[BEGIN Data extract]
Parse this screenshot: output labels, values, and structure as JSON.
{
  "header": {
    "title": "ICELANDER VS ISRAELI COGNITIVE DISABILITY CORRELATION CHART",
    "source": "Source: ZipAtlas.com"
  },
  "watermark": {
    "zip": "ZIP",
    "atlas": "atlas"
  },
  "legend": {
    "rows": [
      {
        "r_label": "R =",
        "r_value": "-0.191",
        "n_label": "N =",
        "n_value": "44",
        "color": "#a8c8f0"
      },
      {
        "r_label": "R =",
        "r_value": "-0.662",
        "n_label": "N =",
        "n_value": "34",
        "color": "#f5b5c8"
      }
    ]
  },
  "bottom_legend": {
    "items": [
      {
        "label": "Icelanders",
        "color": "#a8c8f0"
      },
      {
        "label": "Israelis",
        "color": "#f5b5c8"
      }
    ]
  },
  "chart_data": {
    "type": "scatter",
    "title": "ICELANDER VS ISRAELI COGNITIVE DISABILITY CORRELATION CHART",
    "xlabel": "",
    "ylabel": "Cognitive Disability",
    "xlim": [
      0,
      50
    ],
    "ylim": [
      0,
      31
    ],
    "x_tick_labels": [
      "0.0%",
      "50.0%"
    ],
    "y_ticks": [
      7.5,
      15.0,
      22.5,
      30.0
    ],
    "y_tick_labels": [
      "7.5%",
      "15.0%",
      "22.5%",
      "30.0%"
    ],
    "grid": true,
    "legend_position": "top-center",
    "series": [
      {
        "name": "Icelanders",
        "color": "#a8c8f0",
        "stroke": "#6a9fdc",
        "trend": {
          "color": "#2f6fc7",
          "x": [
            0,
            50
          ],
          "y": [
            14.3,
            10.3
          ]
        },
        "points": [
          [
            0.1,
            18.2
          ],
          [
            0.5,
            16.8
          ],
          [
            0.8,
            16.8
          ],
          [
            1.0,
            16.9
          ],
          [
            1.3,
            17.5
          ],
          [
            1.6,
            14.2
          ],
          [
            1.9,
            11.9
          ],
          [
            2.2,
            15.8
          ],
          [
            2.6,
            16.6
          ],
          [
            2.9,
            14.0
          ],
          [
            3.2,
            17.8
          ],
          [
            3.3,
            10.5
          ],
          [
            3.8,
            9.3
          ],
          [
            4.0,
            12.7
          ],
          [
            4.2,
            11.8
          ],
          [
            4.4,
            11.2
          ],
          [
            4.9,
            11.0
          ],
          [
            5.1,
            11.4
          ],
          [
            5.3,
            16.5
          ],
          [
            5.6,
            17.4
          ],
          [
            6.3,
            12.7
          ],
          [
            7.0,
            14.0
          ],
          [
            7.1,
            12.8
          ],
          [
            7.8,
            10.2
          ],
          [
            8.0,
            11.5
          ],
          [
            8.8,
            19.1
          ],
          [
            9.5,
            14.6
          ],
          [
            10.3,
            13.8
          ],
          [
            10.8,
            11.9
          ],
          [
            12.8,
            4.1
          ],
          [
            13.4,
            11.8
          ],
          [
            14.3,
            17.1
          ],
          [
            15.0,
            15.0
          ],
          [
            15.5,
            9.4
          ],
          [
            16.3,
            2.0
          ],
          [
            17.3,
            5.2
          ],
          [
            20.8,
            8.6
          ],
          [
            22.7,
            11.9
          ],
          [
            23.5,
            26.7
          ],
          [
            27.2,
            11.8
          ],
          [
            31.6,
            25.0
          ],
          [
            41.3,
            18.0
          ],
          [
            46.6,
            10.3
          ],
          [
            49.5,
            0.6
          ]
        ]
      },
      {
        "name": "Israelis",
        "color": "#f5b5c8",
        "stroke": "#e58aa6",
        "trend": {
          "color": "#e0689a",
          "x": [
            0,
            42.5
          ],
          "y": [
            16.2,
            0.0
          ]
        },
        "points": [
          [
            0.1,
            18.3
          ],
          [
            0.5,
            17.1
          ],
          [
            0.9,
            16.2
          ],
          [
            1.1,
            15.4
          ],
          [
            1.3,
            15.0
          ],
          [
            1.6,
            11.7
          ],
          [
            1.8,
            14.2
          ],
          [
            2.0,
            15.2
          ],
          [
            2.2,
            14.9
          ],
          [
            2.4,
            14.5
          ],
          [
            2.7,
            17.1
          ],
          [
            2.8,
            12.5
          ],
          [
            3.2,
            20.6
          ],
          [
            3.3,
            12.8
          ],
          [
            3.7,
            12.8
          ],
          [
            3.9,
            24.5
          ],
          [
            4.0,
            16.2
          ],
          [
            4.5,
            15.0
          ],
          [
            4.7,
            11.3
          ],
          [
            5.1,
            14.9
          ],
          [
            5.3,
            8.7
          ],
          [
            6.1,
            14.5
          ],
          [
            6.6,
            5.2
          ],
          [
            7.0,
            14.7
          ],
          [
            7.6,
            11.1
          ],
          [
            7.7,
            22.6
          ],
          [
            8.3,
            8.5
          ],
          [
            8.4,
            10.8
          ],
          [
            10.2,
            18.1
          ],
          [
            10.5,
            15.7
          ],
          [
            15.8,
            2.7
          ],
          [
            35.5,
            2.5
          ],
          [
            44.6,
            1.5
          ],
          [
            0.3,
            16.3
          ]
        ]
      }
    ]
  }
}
[END Data extract]
» **Exercise directions**:
Copy out each record from above, exactly.

» **Output of the task**:
Parse this screenshot: output labels, values, and structure as JSON.
{
  "header": {
    "title": "ICELANDER VS ISRAELI COGNITIVE DISABILITY CORRELATION CHART",
    "source": "Source: ZipAtlas.com"
  },
  "watermark": {
    "zip": "ZIP",
    "atlas": "atlas"
  },
  "legend": {
    "rows": [
      {
        "r_label": "R =",
        "r_value": "-0.191",
        "n_label": "N =",
        "n_value": "44",
        "color": "#a8c8f0"
      },
      {
        "r_label": "R =",
        "r_value": "-0.662",
        "n_label": "N =",
        "n_value": "34",
        "color": "#f5b5c8"
      }
    ]
  },
  "bottom_legend": {
    "items": [
      {
        "label": "Icelanders",
        "color": "#a8c8f0"
      },
      {
        "label": "Israelis",
        "color": "#f5b5c8"
      }
    ]
  },
  "chart_data": {
    "type": "scatter",
    "title": "ICELANDER VS ISRAELI COGNITIVE DISABILITY CORRELATION CHART",
    "xlabel": "",
    "ylabel": "Cognitive Disability",
    "xlim": [
      0,
      50
    ],
    "ylim": [
      0,
      31
    ],
    "x_tick_labels": [
      "0.0%",
      "50.0%"
    ],
    "y_ticks": [
      7.5,
      15.0,
      22.5,
      30.0
    ],
    "y_tick_labels": [
      "7.5%",
      "15.0%",
      "22.5%",
      "30.0%"
    ],
    "grid": true,
    "legend_position": "top-center",
    "series": [
      {
        "name": "Icelanders",
        "color": "#a8c8f0",
        "stroke": "#6a9fdc",
        "trend": {
          "color": "#2f6fc7",
          "x": [
            0,
            50
          ],
          "y": [
            14.3,
            10.3
          ]
        },
        "points": [
          [
            0.1,
            18.2
          ],
          [
            0.5,
            16.8
          ],
          [
            0.8,
            16.8
          ],
          [
            1.0,
            16.9
          ],
          [
            1.3,
            17.5
          ],
          [
            1.6,
            14.2
          ],
          [
            1.9,
            11.9
          ],
          [
            2.2,
            15.8
          ],
          [
            2.6,
            16.6
          ],
          [
            2.9,
            14.0
          ],
          [
            3.2,
            17.8
          ],
          [
            3.3,
            10.5
          ],
          [
            3.8,
            9.3
          ],
          [
            4.0,
            12.7
          ],
          [
            4.2,
            11.8
          ],
          [
            4.4,
            11.2
          ],
          [
            4.9,
            11.0
          ],
          [
            5.1,
            11.4
          ],
          [
            5.3,
            16.5
          ],
          [
            5.6,
            17.4
          ],
          [
            6.3,
            12.7
          ],
          [
            7.0,
            14.0
          ],
          [
            7.1,
            12.8
          ],
          [
            7.8,
            10.2
          ],
          [
            8.0,
            11.5
          ],
          [
            8.8,
            19.1
          ],
          [
            9.5,
            14.6
          ],
          [
            10.3,
            13.8
          ],
          [
            10.8,
            11.9
          ],
          [
            12.8,
            4.1
          ],
          [
            13.4,
            11.8
          ],
          [
            14.3,
            17.1
          ],
          [
            15.0,
            15.0
          ],
          [
            15.5,
            9.4
          ],
          [
            16.3,
            2.0
          ],
          [
            17.3,
            5.2
          ],
          [
            20.8,
            8.6
          ],
          [
            22.7,
            11.9
          ],
          [
            23.5,
            26.7
          ],
          [
            27.2,
            11.8
          ],
          [
            31.6,
            25.0
          ],
          [
            41.3,
            18.0
          ],
          [
            46.6,
            10.3
          ],
          [
            49.5,
            0.6
          ]
        ]
      },
      {
        "name": "Israelis",
        "color": "#f5b5c8",
        "stroke": "#e58aa6",
        "trend": {
          "color": "#e0689a",
          "x": [
            0,
            42.5
          ],
          "y": [
            16.2,
            0.0
          ]
        },
        "points": [
          [
            0.1,
            18.3
          ],
          [
            0.5,
            17.1
          ],
          [
            0.9,
            16.2
          ],
          [
            1.1,
            15.4
          ],
          [
            1.3,
            15.0
          ],
          [
            1.6,
            11.7
          ],
          [
            1.8,
            14.2
          ],
          [
            2.0,
            15.2
          ],
          [
            2.2,
            14.9
          ],
          [
            2.4,
            14.5
          ],
          [
            2.7,
            17.1
          ],
          [
            2.8,
            12.5
          ],
          [
            3.2,
            20.6
          ],
          [
            3.3,
            12.8
          ],
          [
            3.7,
            12.8
          ],
          [
            3.9,
            24.5
          ],
          [
            4.0,
            16.2
          ],
          [
            4.5,
            15.0
          ],
          [
            4.7,
            11.3
          ],
          [
            5.1,
            14.9
          ],
          [
            5.3,
            8.7
          ],
          [
            6.1,
            14.5
          ],
          [
            6.6,
            5.2
          ],
          [
            7.0,
            14.7
          ],
          [
            7.6,
            11.1
          ],
          [
            7.7,
            22.6
          ],
          [
            8.3,
            8.5
          ],
          [
            8.4,
            10.8
          ],
          [
            10.2,
            18.1
          ],
          [
            10.5,
            15.7
          ],
          [
            15.8,
            2.7
          ],
          [
            35.5,
            2.5
          ],
          [
            44.6,
            1.5
          ],
          [
            0.3,
            16.3
          ]
        ]
      }
    ]
  }
}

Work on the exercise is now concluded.